Die afroamerikanischen Bluesvorbilder
verloren in den Staaten mit
den fünfziger Jahren und dem
aufkommenden Rock’n’Roll an
Bedeutung. In England besinnen
sich aber viele Musiker der Wurzeln,
ihrer Routs. Sie spielen nun
als Weiße den schwarzen Blues und
bringen ihn in die Vereinigten
Staaten zurück. Zu ihnen gehören,
neben Alexis Corner und seiner
„Blues Incorporatet“ als wichtigste
Schule: John Mayall & The
Bluesbreakers sowie die Yardbirds.
Die Yardbirds sind eine Art
Talenteschuppen, deren erster Superstar
Clapton wird, beerbt von
künftigen Stars wie Jeff Beck und
Jimi Page, dem späteren Gitarristen
von Led Zeppelin. Weitere Stationen
von Claptons Laufbahn sind
vor seiner Solokarriere: The
Cream, Blind Faith, Derek and The
Dominos und John Lennons Plastic
Ono Band. Mit George Harrison
verbindet ihn nicht nur eine
Zusammenarbeit, sondern auch die
Liebe zu dessen Ehefrau...
Der Multiinstrumentalist und
äußerst begabte Sänger Steve Winwood
singt im jugendlichen Alter
mit „Keep On Running“ die Spencer
Davis Group zu Weltruhm.
Später drückt er auf Jimi Henrix`
„Electric Ladyland“ die Tasten für
den legendären Blues „Voodoo
Chile“. Sein eigenes Projekt wird
die Band Traffic. Sie spielen eine
vom Piano aus komponierte, feinsinnige
Musik. Saxophone, Flöten,
Gitarren und ziselierte Rhythmen
treiben den Folkrock mit langem
Atem. Winwood wird nun der
„Mozart der Rockmusik“ genannt.

Aufgaben –
A) Welche weiteren Stationen von Claptons Laufbahn vor seiner Solokarriere zählt der Auszug über den britischen Blues auf?
B) Führe den Auszug über den britischen Blues im gleichen Stil nach seinem letzten Satz mit einigen Sätzen weiter.

Datensätze aus einer Sammlung –
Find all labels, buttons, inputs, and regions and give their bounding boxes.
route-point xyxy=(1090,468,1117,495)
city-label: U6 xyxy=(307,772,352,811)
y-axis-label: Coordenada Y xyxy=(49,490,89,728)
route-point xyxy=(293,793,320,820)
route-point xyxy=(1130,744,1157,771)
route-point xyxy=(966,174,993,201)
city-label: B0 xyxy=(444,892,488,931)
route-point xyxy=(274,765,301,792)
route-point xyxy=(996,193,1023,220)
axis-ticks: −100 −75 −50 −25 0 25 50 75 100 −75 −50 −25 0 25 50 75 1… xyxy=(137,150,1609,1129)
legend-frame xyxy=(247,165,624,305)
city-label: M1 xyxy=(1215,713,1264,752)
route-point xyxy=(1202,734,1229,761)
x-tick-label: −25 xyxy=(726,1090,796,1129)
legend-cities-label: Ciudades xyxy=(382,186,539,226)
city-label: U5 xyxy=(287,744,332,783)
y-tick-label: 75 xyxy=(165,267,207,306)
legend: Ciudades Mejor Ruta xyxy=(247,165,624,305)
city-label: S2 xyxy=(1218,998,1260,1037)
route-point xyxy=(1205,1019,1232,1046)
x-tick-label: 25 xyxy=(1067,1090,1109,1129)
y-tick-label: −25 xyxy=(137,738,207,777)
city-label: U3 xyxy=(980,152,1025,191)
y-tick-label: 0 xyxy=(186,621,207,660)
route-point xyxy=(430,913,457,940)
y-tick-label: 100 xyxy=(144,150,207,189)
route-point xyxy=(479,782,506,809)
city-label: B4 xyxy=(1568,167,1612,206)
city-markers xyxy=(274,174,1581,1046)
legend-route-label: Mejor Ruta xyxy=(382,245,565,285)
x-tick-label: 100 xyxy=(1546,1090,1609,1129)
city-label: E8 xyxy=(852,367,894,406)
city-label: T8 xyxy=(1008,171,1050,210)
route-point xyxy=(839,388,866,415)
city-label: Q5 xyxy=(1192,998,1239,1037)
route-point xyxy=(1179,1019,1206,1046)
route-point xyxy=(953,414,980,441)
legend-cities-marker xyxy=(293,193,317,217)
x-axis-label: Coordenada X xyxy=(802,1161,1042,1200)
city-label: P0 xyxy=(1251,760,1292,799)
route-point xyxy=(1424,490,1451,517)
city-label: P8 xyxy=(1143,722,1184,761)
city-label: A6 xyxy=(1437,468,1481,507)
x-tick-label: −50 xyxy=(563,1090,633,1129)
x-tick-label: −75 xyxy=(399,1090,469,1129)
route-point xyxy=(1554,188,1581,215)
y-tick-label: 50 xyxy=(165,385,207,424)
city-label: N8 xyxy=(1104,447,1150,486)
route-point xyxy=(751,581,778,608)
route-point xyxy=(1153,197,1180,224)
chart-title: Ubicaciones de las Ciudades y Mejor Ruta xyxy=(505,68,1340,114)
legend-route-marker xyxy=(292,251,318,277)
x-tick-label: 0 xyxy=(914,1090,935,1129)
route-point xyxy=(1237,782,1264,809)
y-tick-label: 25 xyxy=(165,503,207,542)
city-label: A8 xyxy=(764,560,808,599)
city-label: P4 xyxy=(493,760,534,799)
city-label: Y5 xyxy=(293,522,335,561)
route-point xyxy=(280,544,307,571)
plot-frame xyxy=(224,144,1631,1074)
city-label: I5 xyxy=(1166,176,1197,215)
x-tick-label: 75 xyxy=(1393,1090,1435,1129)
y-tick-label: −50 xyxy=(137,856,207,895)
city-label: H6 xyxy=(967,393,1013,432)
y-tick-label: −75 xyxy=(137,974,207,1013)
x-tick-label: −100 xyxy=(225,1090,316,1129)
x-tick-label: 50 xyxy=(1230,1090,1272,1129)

Lösungen –
A) The Cream, Blind Faith, Derek and The Dominos, John Lennons Plastic Ono Band

B)
Die Logische Konsequenz führt die
Ausnahmemusiker Clapton &
Winwood am Ende des Jahrzehnts
1969 zum Projekt „Blind Faith“
zusammen. Blind Faith bringen es
nur zu einem einzigen Album,
dessen Ruhm jedoch durch erstklassige
Songs und ein skandalöses
Cover bis heute ungebrochen
strahlt. Die Krönungsmesse des
Albums wird mit dem Stück „Do
What You Like“ zelebriert. Nach
sehr sehnsuchtsvollen, beinahe
zarten Einlagen von Orgel, Gitarre
und Bass entlädt sich das Schlagzeug
in einem furiosen Solo, zu
dem sich die Musiker orgiastisch
über das Thema „Do What You
Like“ vom Summen zum Schreien
steigern. Das Eigene wirklich zu
tun anstatt sich nur der Masse
anzupassen, war auch damals alles
andere als eine Selbstverständlichkeit!
Das Projekt „Blindes
Vertrauen“ findet aus vielen Ursachen
gespeist ein jähes Ende. Der
Zeitgeist der siebziger Jahre breitet
sich schon aus. Mit dem Ende der
Beatles ist auch das Ende der Su-
pergroups gekommen. Das Zeitalter
der Solokarrieren macht auch
vor Blind Faith nicht halt. Dennoch
soll es ein Versprechen gegeben
haben, das Potential der Blind Faith
noch einmal aufleben zu lassen.
Mit einer Zeitblende von fast
vierzig Jahren ist es 2008 im New
Yorker „Madison Square Garden“
soweit. Seit diesem furiosen Konzert,
als Doppel CD und als DVD
veröffentlicht, ziehen Clapton und
Winwood nun gemeinsam um die
Welt. In ihre Band holen sie teilweise
wechselnde Musiker, denn
Ginger Baker von den original
Blind Faith stand offenbar nicht zur
Wahl, Ric Grech lebt nicht mehr.
Mit dem Pianisten Chris Stainton
allerdings holten sie sich eine dritte
Größe auf die Bühne. Er war schon
der Bandleader bei Joe Cockers
Welttour „Mad Dogs And Englishmen“
von 1970.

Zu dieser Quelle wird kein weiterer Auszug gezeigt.